In the records that follow, locate every line with "Franz" and extract it.
++++ Given entries
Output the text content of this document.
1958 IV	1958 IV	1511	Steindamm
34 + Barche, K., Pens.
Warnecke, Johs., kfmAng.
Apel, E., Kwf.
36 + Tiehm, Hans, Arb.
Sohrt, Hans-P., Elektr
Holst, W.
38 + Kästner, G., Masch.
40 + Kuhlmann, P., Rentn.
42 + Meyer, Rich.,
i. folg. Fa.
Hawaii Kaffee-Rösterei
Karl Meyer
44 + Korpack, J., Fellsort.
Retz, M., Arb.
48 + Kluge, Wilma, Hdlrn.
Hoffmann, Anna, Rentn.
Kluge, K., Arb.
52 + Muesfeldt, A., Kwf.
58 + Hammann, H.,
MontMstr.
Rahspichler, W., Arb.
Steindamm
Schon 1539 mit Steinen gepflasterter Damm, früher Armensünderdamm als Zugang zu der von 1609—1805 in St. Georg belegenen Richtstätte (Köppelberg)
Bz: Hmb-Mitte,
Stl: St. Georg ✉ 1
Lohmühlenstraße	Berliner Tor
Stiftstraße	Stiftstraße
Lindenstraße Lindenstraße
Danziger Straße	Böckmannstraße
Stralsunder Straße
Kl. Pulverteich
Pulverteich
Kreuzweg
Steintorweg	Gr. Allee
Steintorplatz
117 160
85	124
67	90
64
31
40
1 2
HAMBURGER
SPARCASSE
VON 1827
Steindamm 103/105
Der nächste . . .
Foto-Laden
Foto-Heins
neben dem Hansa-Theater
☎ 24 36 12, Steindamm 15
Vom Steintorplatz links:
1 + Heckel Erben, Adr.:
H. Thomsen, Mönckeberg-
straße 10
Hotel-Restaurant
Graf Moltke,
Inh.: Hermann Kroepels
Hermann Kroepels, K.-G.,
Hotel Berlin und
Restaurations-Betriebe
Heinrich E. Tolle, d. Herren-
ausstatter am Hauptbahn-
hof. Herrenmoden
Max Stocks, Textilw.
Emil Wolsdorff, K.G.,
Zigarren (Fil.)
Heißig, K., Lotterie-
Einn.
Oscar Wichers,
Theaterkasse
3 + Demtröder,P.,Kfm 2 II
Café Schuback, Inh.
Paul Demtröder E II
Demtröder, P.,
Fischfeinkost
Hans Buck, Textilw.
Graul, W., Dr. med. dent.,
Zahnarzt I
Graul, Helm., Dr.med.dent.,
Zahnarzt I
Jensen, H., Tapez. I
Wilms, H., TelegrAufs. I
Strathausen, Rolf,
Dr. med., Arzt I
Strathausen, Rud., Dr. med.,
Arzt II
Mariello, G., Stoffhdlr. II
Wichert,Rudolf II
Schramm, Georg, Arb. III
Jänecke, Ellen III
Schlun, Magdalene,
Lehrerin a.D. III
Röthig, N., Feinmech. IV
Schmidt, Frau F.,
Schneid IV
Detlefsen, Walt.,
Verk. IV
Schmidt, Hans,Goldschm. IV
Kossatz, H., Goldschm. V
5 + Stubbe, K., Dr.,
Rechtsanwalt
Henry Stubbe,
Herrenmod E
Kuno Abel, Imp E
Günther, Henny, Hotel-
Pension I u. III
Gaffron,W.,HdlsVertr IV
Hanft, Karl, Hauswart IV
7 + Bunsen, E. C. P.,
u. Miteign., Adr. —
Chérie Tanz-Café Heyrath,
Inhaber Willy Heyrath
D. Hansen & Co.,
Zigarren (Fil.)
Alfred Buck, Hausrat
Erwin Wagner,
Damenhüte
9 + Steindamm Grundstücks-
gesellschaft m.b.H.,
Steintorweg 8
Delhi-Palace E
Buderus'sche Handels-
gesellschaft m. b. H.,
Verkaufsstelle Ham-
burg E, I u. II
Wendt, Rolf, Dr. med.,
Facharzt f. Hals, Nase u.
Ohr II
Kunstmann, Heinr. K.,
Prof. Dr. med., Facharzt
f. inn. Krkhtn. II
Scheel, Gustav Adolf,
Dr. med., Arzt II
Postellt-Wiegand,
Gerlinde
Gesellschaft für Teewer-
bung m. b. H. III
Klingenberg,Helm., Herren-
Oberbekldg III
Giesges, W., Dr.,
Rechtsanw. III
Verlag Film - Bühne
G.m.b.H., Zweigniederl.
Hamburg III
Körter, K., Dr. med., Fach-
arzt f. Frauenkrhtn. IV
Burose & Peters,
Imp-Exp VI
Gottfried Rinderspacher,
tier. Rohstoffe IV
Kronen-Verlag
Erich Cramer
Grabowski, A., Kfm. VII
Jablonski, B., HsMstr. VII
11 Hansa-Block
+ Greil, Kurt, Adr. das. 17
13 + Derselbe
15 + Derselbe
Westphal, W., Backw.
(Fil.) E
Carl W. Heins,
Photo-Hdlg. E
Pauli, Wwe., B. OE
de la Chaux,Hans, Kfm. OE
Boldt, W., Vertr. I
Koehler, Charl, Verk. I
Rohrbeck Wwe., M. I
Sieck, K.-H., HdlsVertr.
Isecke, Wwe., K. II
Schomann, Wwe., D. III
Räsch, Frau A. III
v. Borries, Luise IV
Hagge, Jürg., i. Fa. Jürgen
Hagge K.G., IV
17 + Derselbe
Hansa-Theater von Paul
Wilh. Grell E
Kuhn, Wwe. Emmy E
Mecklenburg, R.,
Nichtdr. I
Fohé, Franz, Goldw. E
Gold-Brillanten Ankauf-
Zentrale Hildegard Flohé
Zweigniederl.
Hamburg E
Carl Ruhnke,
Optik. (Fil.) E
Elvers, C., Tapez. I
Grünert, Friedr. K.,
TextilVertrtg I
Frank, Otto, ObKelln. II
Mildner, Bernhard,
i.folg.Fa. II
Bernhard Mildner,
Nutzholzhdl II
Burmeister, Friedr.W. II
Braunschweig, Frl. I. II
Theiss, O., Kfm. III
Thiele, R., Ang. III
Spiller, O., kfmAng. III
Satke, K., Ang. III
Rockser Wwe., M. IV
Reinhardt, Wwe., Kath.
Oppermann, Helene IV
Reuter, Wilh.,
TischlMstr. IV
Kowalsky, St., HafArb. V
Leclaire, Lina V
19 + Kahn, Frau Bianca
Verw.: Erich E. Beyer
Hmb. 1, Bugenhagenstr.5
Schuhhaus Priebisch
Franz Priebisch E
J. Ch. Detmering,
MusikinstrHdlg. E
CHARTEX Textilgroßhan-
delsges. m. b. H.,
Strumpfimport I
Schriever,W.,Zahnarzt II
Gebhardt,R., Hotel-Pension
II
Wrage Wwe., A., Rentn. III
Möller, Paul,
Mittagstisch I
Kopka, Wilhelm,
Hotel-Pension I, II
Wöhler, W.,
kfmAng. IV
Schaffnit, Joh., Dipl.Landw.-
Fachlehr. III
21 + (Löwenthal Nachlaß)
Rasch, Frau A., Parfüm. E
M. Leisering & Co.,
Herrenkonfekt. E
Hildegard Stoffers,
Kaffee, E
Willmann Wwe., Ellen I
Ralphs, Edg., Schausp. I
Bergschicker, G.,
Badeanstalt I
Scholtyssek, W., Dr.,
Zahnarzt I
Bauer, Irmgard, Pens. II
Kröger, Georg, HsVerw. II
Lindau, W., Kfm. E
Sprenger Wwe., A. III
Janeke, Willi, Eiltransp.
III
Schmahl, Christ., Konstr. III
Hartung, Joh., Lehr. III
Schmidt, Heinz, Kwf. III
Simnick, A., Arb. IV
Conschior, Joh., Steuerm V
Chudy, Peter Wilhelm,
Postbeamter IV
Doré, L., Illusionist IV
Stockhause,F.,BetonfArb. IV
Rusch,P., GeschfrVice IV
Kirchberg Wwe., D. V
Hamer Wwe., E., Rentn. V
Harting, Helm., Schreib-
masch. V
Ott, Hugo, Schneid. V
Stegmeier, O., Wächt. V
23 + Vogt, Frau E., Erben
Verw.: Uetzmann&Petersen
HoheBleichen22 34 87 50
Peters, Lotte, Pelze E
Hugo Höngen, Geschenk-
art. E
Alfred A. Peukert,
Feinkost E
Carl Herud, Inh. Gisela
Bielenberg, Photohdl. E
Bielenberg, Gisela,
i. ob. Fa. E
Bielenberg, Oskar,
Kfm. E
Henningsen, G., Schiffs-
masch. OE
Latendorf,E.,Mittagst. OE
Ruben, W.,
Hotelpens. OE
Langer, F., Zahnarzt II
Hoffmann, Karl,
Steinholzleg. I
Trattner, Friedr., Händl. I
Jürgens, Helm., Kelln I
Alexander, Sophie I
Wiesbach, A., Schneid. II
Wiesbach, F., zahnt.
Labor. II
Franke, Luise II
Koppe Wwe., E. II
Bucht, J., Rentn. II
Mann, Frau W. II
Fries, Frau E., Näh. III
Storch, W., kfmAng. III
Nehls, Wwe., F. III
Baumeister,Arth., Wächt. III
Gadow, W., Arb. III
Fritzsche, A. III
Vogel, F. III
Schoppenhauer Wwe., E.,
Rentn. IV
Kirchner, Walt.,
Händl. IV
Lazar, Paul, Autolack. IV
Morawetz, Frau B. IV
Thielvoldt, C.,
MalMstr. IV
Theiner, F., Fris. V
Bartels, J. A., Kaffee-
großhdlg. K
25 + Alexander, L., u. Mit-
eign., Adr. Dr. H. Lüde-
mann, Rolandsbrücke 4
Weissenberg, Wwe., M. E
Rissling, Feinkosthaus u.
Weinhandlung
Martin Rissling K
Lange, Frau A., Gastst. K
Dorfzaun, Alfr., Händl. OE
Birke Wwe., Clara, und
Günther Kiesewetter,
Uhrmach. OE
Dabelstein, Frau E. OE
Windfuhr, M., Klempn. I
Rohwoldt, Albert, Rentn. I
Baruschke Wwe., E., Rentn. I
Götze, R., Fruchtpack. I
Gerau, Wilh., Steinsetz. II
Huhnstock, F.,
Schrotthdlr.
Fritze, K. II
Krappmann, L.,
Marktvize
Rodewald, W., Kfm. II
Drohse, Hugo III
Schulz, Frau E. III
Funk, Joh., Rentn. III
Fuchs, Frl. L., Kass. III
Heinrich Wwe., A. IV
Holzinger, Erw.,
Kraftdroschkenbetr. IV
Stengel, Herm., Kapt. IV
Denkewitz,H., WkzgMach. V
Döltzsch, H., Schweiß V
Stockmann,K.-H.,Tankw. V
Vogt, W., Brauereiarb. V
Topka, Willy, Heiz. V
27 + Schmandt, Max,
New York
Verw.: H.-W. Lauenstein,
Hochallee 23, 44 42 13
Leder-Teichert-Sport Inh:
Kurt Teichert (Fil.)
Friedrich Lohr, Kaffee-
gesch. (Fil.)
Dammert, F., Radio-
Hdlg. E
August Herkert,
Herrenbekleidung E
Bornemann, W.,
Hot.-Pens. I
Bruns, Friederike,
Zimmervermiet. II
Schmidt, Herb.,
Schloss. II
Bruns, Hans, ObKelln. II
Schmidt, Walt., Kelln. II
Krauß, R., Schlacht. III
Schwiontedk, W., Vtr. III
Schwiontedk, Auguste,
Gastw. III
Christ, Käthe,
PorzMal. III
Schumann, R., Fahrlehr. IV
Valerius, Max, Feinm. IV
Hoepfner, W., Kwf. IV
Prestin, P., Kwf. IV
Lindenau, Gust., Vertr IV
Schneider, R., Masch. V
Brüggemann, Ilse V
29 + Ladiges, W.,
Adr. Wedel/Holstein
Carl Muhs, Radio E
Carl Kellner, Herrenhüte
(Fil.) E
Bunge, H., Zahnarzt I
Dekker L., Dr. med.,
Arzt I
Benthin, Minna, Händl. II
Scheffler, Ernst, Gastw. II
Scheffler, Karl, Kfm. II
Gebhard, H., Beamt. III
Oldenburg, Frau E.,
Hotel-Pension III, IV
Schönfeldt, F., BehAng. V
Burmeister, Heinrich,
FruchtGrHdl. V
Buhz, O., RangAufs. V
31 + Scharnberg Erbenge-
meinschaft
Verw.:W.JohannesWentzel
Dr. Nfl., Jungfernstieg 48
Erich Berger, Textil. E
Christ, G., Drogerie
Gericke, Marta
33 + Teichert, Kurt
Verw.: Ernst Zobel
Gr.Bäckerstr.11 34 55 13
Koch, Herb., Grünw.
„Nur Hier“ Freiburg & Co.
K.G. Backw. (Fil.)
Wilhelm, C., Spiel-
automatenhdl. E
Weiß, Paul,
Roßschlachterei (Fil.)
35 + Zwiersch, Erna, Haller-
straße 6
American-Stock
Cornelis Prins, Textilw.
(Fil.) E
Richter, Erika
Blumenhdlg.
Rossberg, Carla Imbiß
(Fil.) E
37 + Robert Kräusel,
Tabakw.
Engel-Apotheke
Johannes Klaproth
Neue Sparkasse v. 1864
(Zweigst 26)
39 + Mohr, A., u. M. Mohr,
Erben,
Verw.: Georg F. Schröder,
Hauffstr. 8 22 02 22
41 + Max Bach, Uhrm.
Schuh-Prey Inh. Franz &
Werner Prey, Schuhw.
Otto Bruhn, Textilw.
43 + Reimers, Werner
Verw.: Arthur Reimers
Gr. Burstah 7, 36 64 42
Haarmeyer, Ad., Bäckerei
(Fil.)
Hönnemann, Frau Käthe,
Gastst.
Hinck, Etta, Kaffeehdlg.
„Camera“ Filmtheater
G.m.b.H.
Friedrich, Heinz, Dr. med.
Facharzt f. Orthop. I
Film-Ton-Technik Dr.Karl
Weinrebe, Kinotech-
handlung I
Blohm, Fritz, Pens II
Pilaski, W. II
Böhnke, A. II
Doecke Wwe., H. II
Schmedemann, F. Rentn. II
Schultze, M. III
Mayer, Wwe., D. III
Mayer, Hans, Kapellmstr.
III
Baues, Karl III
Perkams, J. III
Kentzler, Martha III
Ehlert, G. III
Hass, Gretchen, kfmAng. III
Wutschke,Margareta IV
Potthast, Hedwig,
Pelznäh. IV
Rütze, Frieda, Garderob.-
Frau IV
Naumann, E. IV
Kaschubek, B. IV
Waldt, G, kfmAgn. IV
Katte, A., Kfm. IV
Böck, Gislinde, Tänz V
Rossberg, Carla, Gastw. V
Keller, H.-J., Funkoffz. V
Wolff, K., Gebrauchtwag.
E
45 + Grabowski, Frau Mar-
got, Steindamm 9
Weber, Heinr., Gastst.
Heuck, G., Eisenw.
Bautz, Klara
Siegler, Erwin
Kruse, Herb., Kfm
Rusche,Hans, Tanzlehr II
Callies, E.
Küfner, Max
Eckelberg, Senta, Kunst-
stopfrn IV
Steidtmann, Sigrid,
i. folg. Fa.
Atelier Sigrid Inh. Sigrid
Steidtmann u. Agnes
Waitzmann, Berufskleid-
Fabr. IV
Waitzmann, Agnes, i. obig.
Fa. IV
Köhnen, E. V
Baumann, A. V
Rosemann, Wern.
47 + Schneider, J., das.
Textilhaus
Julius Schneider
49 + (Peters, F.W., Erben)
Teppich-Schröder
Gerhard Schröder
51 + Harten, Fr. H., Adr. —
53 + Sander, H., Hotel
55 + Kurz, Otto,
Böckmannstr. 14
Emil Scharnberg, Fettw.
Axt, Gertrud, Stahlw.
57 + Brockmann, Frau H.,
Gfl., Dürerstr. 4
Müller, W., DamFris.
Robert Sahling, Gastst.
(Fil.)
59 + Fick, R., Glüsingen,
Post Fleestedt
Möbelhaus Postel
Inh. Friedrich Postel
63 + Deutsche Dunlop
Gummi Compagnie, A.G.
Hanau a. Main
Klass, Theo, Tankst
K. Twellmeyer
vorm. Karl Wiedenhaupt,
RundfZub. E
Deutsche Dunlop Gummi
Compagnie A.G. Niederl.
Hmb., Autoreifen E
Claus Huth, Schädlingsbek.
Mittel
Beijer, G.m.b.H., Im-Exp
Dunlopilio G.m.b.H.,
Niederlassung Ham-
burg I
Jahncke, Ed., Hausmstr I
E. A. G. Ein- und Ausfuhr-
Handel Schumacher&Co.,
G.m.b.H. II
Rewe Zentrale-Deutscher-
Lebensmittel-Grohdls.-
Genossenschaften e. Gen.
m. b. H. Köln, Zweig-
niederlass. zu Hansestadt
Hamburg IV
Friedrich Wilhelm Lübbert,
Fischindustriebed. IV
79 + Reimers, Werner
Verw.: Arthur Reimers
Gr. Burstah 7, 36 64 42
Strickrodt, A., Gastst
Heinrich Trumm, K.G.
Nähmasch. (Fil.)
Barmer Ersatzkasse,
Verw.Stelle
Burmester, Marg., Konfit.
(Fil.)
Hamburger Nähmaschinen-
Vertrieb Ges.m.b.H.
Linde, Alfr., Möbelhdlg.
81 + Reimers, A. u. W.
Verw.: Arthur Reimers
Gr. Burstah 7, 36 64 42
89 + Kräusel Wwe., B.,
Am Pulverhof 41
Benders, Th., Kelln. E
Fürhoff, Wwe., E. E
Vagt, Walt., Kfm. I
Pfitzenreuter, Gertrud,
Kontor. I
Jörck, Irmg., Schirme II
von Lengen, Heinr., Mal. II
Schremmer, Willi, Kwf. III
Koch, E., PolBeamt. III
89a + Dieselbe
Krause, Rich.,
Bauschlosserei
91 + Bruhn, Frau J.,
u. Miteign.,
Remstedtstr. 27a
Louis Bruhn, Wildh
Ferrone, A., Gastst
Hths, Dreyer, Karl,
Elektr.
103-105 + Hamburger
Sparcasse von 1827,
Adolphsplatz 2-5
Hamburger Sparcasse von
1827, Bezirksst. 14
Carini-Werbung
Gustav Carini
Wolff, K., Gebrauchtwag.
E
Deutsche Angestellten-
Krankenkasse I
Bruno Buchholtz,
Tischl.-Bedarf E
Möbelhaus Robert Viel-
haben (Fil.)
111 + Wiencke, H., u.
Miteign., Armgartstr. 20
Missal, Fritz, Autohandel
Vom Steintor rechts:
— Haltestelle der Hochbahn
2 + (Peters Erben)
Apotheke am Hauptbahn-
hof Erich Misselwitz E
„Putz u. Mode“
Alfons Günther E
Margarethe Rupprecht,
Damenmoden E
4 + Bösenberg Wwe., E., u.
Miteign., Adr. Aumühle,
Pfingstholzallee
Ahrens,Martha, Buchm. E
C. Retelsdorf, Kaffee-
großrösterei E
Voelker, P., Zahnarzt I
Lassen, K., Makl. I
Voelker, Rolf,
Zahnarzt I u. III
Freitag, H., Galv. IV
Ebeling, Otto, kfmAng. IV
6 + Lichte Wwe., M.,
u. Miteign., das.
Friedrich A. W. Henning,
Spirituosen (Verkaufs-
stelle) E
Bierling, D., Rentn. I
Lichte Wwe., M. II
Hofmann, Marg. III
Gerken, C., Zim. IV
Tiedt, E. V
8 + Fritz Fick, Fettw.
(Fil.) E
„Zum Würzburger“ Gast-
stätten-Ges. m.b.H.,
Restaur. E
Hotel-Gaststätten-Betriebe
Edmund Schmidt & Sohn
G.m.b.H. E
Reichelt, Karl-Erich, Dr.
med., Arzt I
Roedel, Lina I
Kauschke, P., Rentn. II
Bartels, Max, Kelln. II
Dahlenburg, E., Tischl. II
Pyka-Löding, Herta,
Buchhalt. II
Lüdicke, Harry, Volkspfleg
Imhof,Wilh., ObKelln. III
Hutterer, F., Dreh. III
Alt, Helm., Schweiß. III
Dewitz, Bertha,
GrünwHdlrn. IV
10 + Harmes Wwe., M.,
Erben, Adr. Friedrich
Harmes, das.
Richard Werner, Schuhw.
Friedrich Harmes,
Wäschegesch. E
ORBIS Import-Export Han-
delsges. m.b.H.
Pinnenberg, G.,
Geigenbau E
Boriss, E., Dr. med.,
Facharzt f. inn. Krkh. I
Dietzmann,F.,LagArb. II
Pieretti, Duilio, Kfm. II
++++++++
Completed exercise.
Fohé, Franz, Goldw. E
Franz Priebisch E
Schuh-Prey Inh. Franz &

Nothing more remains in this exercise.